YOUR INSTRUCTIONS: Return the records, each one exactly as written.

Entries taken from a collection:

--- start ---

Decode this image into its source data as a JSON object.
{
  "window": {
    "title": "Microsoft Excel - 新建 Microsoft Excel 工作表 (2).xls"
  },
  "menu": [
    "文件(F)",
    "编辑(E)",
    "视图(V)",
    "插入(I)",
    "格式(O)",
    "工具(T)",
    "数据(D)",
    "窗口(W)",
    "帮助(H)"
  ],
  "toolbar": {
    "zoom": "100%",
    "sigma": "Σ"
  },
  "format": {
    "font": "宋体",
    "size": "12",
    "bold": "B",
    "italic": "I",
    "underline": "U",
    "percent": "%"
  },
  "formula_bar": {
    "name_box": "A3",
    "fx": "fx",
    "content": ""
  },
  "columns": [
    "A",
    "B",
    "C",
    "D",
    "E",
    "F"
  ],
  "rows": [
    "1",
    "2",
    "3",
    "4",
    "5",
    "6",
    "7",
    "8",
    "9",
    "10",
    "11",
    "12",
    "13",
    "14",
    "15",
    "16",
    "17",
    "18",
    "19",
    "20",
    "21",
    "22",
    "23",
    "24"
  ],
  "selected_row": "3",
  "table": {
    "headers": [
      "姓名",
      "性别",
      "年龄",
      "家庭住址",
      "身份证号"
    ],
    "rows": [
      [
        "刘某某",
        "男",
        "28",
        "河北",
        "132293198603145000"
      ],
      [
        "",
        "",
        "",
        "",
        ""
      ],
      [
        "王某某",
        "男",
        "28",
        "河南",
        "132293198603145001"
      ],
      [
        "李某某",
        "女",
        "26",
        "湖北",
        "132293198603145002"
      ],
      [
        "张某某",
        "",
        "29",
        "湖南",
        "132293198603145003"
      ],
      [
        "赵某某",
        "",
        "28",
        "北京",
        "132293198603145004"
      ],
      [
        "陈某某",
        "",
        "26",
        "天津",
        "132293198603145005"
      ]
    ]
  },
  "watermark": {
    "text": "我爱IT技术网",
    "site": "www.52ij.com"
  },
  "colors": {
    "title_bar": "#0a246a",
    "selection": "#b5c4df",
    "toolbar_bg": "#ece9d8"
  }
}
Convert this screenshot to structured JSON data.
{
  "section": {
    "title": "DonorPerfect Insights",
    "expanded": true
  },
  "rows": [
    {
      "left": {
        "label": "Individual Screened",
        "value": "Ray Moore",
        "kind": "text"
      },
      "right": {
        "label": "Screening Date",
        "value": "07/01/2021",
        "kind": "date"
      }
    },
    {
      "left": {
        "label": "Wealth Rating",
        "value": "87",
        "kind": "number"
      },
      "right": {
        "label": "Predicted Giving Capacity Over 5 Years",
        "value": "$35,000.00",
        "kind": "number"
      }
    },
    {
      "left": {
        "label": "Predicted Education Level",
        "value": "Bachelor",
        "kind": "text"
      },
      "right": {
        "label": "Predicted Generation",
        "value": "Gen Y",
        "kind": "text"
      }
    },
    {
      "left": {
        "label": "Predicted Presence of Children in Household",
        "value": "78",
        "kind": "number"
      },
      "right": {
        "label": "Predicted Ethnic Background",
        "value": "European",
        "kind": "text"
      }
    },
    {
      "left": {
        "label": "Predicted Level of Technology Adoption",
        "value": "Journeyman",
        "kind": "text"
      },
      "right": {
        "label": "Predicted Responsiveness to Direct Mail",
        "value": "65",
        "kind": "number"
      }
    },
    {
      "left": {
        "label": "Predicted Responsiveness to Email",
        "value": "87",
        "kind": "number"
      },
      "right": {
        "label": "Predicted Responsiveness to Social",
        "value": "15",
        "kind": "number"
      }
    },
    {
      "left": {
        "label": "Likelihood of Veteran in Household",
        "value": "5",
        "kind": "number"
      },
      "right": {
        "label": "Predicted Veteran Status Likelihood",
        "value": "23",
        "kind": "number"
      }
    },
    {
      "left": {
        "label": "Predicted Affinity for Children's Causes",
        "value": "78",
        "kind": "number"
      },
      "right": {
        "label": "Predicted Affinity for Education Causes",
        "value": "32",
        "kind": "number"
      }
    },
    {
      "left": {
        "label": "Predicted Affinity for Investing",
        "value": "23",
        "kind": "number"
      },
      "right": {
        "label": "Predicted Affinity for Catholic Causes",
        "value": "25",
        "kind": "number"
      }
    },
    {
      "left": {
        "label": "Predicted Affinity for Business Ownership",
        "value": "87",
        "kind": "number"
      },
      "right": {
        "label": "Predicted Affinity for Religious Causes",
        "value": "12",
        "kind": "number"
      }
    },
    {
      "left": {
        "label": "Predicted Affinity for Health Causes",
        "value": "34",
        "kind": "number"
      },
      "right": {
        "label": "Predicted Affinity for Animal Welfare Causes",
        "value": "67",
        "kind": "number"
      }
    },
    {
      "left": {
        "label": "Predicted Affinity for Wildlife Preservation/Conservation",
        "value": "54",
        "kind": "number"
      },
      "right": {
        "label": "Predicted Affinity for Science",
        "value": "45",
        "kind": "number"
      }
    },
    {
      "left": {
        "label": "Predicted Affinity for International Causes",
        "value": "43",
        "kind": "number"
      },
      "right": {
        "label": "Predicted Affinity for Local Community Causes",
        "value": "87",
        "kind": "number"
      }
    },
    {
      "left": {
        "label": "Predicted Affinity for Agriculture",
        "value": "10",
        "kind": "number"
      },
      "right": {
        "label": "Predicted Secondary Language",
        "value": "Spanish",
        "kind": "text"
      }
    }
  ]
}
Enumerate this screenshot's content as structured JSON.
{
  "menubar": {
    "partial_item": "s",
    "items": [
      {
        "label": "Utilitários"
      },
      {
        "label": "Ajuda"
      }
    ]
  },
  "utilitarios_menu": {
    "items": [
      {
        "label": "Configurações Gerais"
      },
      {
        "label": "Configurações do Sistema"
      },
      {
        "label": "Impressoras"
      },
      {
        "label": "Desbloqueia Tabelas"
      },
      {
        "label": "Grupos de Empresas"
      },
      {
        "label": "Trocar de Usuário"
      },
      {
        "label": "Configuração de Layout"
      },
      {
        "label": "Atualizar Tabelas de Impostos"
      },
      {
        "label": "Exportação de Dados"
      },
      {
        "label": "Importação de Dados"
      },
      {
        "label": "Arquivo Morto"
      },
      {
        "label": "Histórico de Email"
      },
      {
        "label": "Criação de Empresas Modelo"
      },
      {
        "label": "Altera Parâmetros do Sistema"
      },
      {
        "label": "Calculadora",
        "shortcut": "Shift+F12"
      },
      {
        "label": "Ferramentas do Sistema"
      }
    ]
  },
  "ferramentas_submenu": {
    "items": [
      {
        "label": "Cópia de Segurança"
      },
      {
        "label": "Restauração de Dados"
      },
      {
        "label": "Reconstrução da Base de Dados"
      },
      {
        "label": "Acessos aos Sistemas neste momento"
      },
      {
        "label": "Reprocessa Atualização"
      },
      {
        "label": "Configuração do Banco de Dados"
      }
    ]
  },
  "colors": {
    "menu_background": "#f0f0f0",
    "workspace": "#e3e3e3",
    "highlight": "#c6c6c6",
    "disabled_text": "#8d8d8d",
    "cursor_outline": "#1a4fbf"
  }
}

--- end ---

EXERCISE OUTPUT:
Decode this image into its source data as a JSON object.
{
  "window": {
    "title": "Microsoft Excel - 新建 Microsoft Excel 工作表 (2).xls"
  },
  "menu": [
    "文件(F)",
    "编辑(E)",
    "视图(V)",
    "插入(I)",
    "格式(O)",
    "工具(T)",
    "数据(D)",
    "窗口(W)",
    "帮助(H)"
  ],
  "toolbar": {
    "zoom": "100%",
    "sigma": "Σ"
  },
  "format": {
    "font": "宋体",
    "size": "12",
    "bold": "B",
    "italic": "I",
    "underline": "U",
    "percent": "%"
  },
  "formula_bar": {
    "name_box": "A3",
    "fx": "fx",
    "content": ""
  },
  "columns": [
    "A",
    "B",
    "C",
    "D",
    "E",
    "F"
  ],
  "rows": [
    "1",
    "2",
    "3",
    "4",
    "5",
    "6",
    "7",
    "8",
    "9",
    "10",
    "11",
    "12",
    "13",
    "14",
    "15",
    "16",
    "17",
    "18",
    "19",
    "20",
    "21",
    "22",
    "23",
    "24"
  ],
  "selected_row": "3",
  "table": {
    "headers": [
      "姓名",
      "性别",
      "年龄",
      "家庭住址",
      "身份证号"
    ],
    "rows": [
      [
        "刘某某",
        "男",
        "28",
        "河北",
        "132293198603145000"
      ],
      [
        "",
        "",
        "",
        "",
        ""
      ],
      [
        "王某某",
        "男",
        "28",
        "河南",
        "132293198603145001"
      ],
      [
        "李某某",
        "女",
        "26",
        "湖北",
        "132293198603145002"
      ],
      [
        "张某某",
        "",
        "29",
        "湖南",
        "132293198603145003"
      ],
      [
        "赵某某",
        "",
        "28",
        "北京",
        "132293198603145004"
      ],
      [
        "陈某某",
        "",
        "26",
        "天津",
        "132293198603145005"
      ]
    ]
  },
  "watermark": {
    "text": "我爱IT技术网",
    "site": "www.52ij.com"
  },
  "colors": {
    "title_bar": "#0a246a",
    "selection": "#b5c4df",
    "toolbar_bg": "#ece9d8"
  }
}
Convert this screenshot to structured JSON data.
{
  "section": {
    "title": "DonorPerfect Insights",
    "expanded": true
  },
  "rows": [
    {
      "left": {
        "label": "Individual Screened",
        "value": "Ray Moore",
        "kind": "text"
      },
      "right": {
        "label": "Screening Date",
        "value": "07/01/2021",
        "kind": "date"
      }
    },
    {
      "left": {
        "label": "Wealth Rating",
        "value": "87",
        "kind": "number"
      },
      "right": {
        "label": "Predicted Giving Capacity Over 5 Years",
        "value": "$35,000.00",
        "kind": "number"
      }
    },
    {
      "left": {
        "label": "Predicted Education Level",
        "value": "Bachelor",
        "kind": "text"
      },
      "right": {
        "label": "Predicted Generation",
        "value": "Gen Y",
        "kind": "text"
      }
    },
    {
      "left": {
        "label": "Predicted Presence of Children in Household",
        "value": "78",
        "kind": "number"
      },
      "right": {
        "label": "Predicted Ethnic Background",
        "value": "European",
        "kind": "text"
      }
    },
    {
      "left": {
        "label": "Predicted Level of Technology Adoption",
        "value": "Journeyman",
        "kind": "text"
      },
      "right": {
        "label": "Predicted Responsiveness to Direct Mail",
        "value": "65",
        "kind": "number"
      }
    },
    {
      "left": {
        "label": "Predicted Responsiveness to Email",
        "value": "87",
        "kind": "number"
      },
      "right": {
        "label": "Predicted Responsiveness to Social",
        "value": "15",
        "kind": "number"
      }
    },
    {
      "left": {
        "label": "Likelihood of Veteran in Household",
        "value": "5",
        "kind": "number"
      },
      "right": {
        "label": "Predicted Veteran Status Likelihood",
        "value": "23",
        "kind": "number"
      }
    },
    {
      "left": {
        "label": "Predicted Affinity for Children's Causes",
        "value": "78",
        "kind": "number"
      },
      "right": {
        "label": "Predicted Affinity for Education Causes",
        "value": "32",
        "kind": "number"
      }
    },
    {
      "left": {
        "label": "Predicted Affinity for Investing",
        "value": "23",
        "kind": "number"
      },
      "right": {
        "label": "Predicted Affinity for Catholic Causes",
        "value": "25",
        "kind": "number"
      }
    },
    {
      "left": {
        "label": "Predicted Affinity for Business Ownership",
        "value": "87",
        "kind": "number"
      },
      "right": {
        "label": "Predicted Affinity for Religious Causes",
        "value": "12",
        "kind": "number"
      }
    },
    {
      "left": {
        "label": "Predicted Affinity for Health Causes",
        "value": "34",
        "kind": "number"
      },
      "right": {
        "label": "Predicted Affinity for Animal Welfare Causes",
        "value": "67",
        "kind": "number"
      }
    },
    {
      "left": {
        "label": "Predicted Affinity for Wildlife Preservation/Conservation",
        "value": "54",
        "kind": "number"
      },
      "right": {
        "label": "Predicted Affinity for Science",
        "value": "45",
        "kind": "number"
      }
    },
    {
      "left": {
        "label": "Predicted Affinity for International Causes",
        "value": "43",
        "kind": "number"
      },
      "right": {
        "label": "Predicted Affinity for Local Community Causes",
        "value": "87",
        "kind": "number"
      }
    },
    {
      "left": {
        "label": "Predicted Affinity for Agriculture",
        "value": "10",
        "kind": "number"
      },
      "right": {
        "label": "Predicted Secondary Language",
        "value": "Spanish",
        "kind": "text"
      }
    }
  ]
}
Enumerate this screenshot's content as structured JSON.
{
  "menubar": {
    "partial_item": "s",
    "items": [
      {
        "label": "Utilitários"
      },
      {
        "label": "Ajuda"
      }
    ]
  },
  "utilitarios_menu": {
    "items": [
      {
        "label": "Configurações Gerais"
      },
      {
        "label": "Configurações do Sistema"
      },
      {
        "label": "Impressoras"
      },
      {
        "label": "Desbloqueia Tabelas"
      },
      {
        "label": "Grupos de Empresas"
      },
      {
        "label": "Trocar de Usuário"
      },
      {
        "label": "Configuração de Layout"
      },
      {
        "label": "Atualizar Tabelas de Impostos"
      },
      {
        "label": "Exportação de Dados"
      },
      {
        "label": "Importação de Dados"
      },
      {
        "label": "Arquivo Morto"
      },
      {
        "label": "Histórico de Email"
      },
      {
        "label": "Criação de Empresas Modelo"
      },
      {
        "label": "Altera Parâmetros do Sistema"
      },
      {
        "label": "Calculadora",
        "shortcut": "Shift+F12"
      },
      {
        "label": "Ferramentas do Sistema"
      }
    ]
  },
  "ferramentas_submenu": {
    "items": [
      {
        "label": "Cópia de Segurança"
      },
      {
        "label": "Restauração de Dados"
      },
      {
        "label": "Reconstrução da Base de Dados"
      },
      {
        "label": "Acessos aos Sistemas neste momento"
      },
      {
        "label": "Reprocessa Atualização"
      },
      {
        "label": "Configuração do Banco de Dados"
      }
    ]
  },
  "colors": {
    "menu_background": "#f0f0f0",
    "workspace": "#e3e3e3",
    "highlight": "#c6c6c6",
    "disabled_text": "#8d8d8d",
    "cursor_outline": "#1a4fbf"
  }
}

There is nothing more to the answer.